§ **THE TASK**
Nothing but the lines from the one containing "Read out every word on this page." through the last line of the records below should be copied, exactly and without pictures.

§ **THE INPUT**
※

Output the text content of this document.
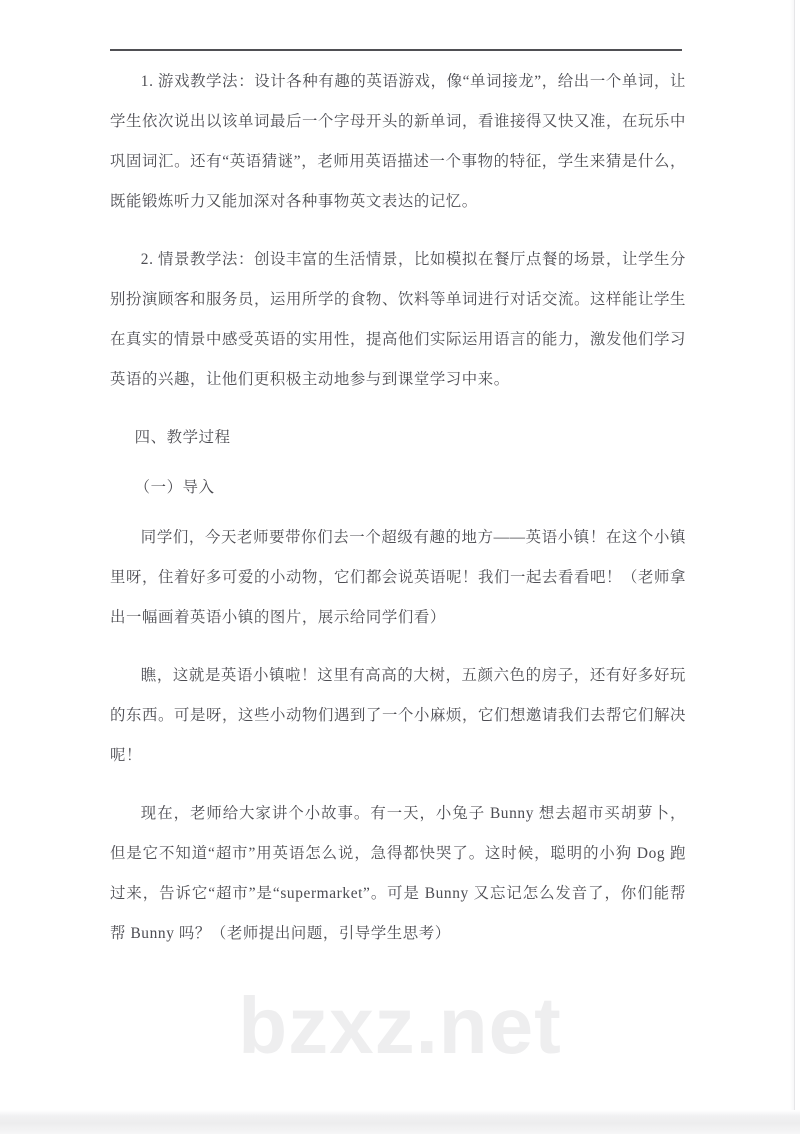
1. 游戏教学法：设计各种有趣的英语游戏，像“单词接龙”，给出一个单词，让学生依次说出以该单词最后一个字母开头的新单词，看谁接得又快又准，在玩乐中巩固词汇。还有“英语猜谜”，老师用英语描述一个事物的特征，学生来猜是什么，既能锻炼听力又能加深对各种事物英文表达的记忆。

2. 情景教学法：创设丰富的生活情景，比如模拟在餐厅点餐的场景，让学生分别扮演顾客和服务员，运用所学的食物、饮料等单词进行对话交流。这样能让学生在真实的情景中感受英语的实用性，提高他们实际运用语言的能力，激发他们学习英语的兴趣，让他们更积极主动地参与到课堂学习中来。

四、教学过程

（一）导入

同学们，今天老师要带你们去一个超级有趣的地方——英语小镇！在这个小镇里呀，住着好多可爱的小动物，它们都会说英语呢！我们一起去看看吧！（老师拿出一幅画着英语小镇的图片，展示给同学们看）

瞧，这就是英语小镇啦！这里有高高的大树，五颜六色的房子，还有好多好玩的东西。可是呀，这些小动物们遇到了一个小麻烦，它们想邀请我们去帮它们解决呢！

现在，老师给大家讲个小故事。有一天，小兔子 Bunny 想去超市买胡萝卜，但是它不知道“超市”用英语怎么说，急得都快哭了。这时候，聪明的小狗 Dog 跑过来，告诉它“超市”是“supermarket”。可是 Bunny 又忘记怎么发音了，你们能帮帮 Bunny 吗？（老师提出问题，引导学生思考）

bzxz.net
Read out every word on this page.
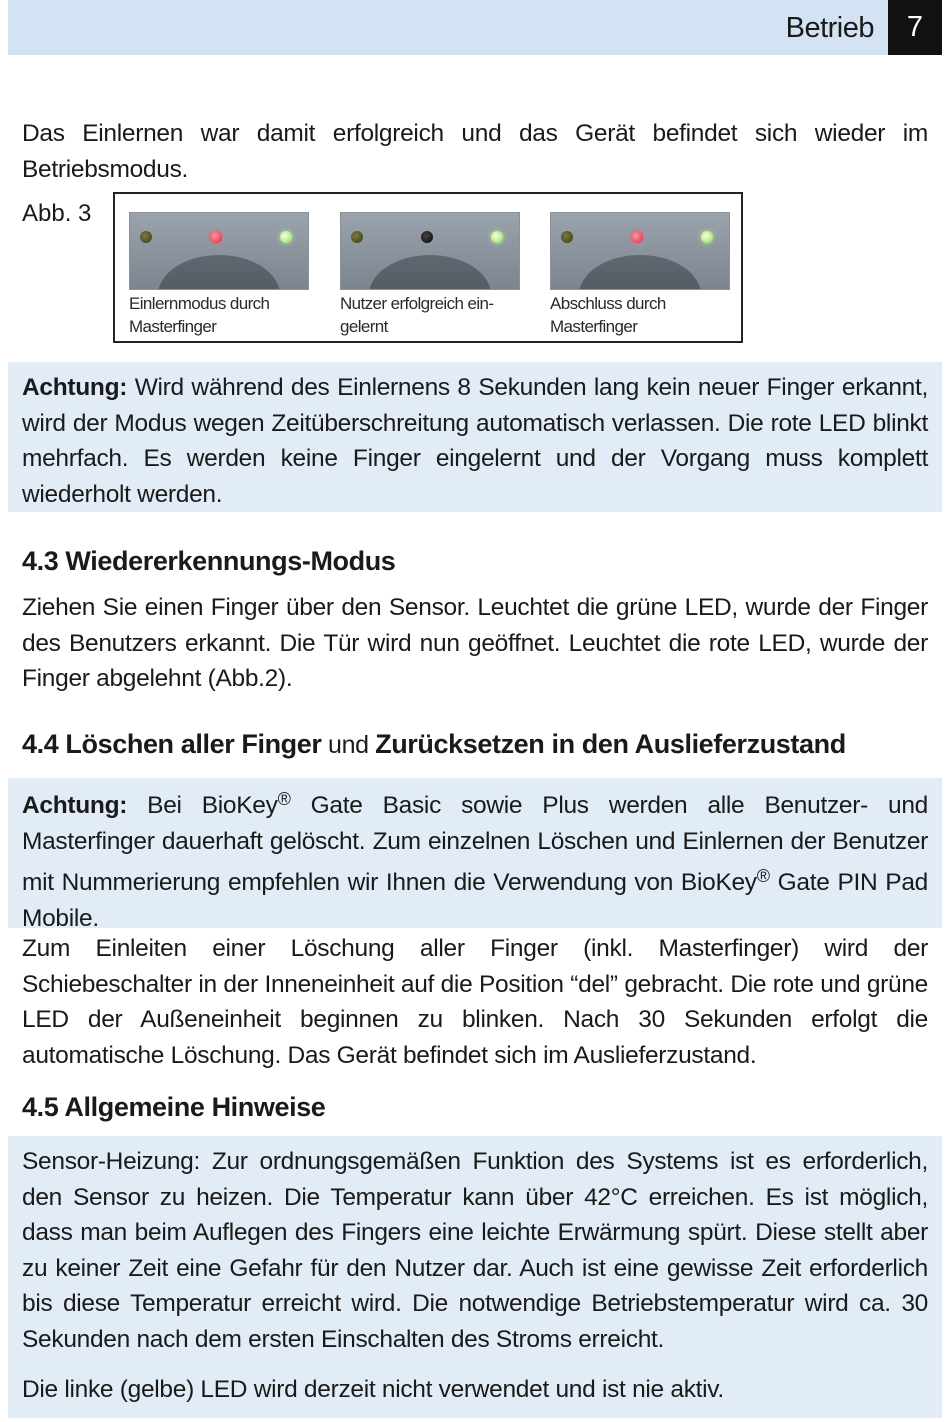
Betrieb	7

Das Einlernen war damit erfolgreich und das Gerät befindet sich wieder im Betriebsmodus.

Abb. 3
Einlernmodus durch
Masterfinger
Nutzer erfolgreich ein-
gelernt
Abschluss durch
Masterfinger

Achtung: Wird während des Einlernens 8 Sekunden lang kein neuer Finger erkannt, wird der Modus wegen Zeitüberschreitung automatisch verlassen. Die rote LED blinkt mehrfach. Es werden keine Finger eingelernt und der Vorgang muss komplett wiederholt werden.

4.3 Wiedererkennungs-Modus

Ziehen Sie einen Finger über den Sensor. Leuchtet die grüne LED, wurde der Finger des Benutzers erkannt. Die Tür wird nun geöffnet. Leuchtet die rote LED, wurde der Finger abgelehnt (Abb.2).

4.4 Löschen aller Finger und Zurücksetzen in den Auslieferzustand

Achtung: Bei BioKey® Gate Basic sowie Plus werden alle Benutzer- und Masterfinger dauerhaft gelöscht. Zum einzelnen Löschen und Einlernen der Benutzer mit Nummerierung empfehlen wir Ihnen die Verwendung von BioKey® Gate PIN Pad Mobile.

Zum Einleiten einer Löschung aller Finger (inkl. Masterfinger) wird der Schiebeschalter in der Inneneinheit auf die Position “del” gebracht. Die rote und grüne LED der Außeneinheit beginnen zu blinken. Nach 30 Sekunden erfolgt die automatische Löschung. Das Gerät befindet sich im Auslieferzustand.

4.5 Allgemeine Hinweise

Sensor-Heizung: Zur ordnungsgemäßen Funktion des Systems ist es erforderlich, den Sensor zu heizen. Die Temperatur kann über 42°C erreichen. Es ist möglich, dass man beim Auflegen des Fingers eine leichte Erwärmung spürt. Diese stellt aber zu keiner Zeit eine Gefahr für den Nutzer dar. Auch ist eine gewisse Zeit erforderlich bis diese Temperatur erreicht wird. Die notwendige Betriebstemperatur wird ca. 30 Sekunden nach dem ersten Einschalten des Stroms erreicht.

Die linke (gelbe) LED wird derzeit nicht verwendet und ist nie aktiv.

※

§ **ANSWER TO THIS PROBLEM**
Read out every word on this page.
Betrieb	7

Das Einlernen war damit erfolgreich und das Gerät befindet sich wieder im Betriebsmodus.

Abb. 3
Einlernmodus durch
Masterfinger
Nutzer erfolgreich ein-
gelernt
Abschluss durch
Masterfinger

Achtung: Wird während des Einlernens 8 Sekunden lang kein neuer Finger erkannt, wird der Modus wegen Zeitüberschreitung automatisch verlassen. Die rote LED blinkt mehrfach. Es werden keine Finger eingelernt und der Vorgang muss komplett wiederholt werden.

4.3 Wiedererkennungs-Modus

Ziehen Sie einen Finger über den Sensor. Leuchtet die grüne LED, wurde der Finger des Benutzers erkannt. Die Tür wird nun geöffnet. Leuchtet die rote LED, wurde der Finger abgelehnt (Abb.2).

4.4 Löschen aller Finger und Zurücksetzen in den Auslieferzustand

Achtung: Bei BioKey® Gate Basic sowie Plus werden alle Benutzer- und Masterfinger dauerhaft gelöscht. Zum einzelnen Löschen und Einlernen der Benutzer mit Nummerierung empfehlen wir Ihnen die Verwendung von BioKey® Gate PIN Pad Mobile.

Zum Einleiten einer Löschung aller Finger (inkl. Masterfinger) wird der Schiebeschalter in der Inneneinheit auf die Position “del” gebracht. Die rote und grüne LED der Außeneinheit beginnen zu blinken. Nach 30 Sekunden erfolgt die automatische Löschung. Das Gerät befindet sich im Auslieferzustand.

4.5 Allgemeine Hinweise

Sensor-Heizung: Zur ordnungsgemäßen Funktion des Systems ist es erforderlich, den Sensor zu heizen. Die Temperatur kann über 42°C erreichen. Es ist möglich, dass man beim Auflegen des Fingers eine leichte Erwärmung spürt. Diese stellt aber zu keiner Zeit eine Gefahr für den Nutzer dar. Auch ist eine gewisse Zeit erforderlich bis diese Temperatur erreicht wird. Die notwendige Betriebstemperatur wird ca. 30 Sekunden nach dem ersten Einschalten des Stroms erreicht.

Die linke (gelbe) LED wird derzeit nicht verwendet und ist nie aktiv.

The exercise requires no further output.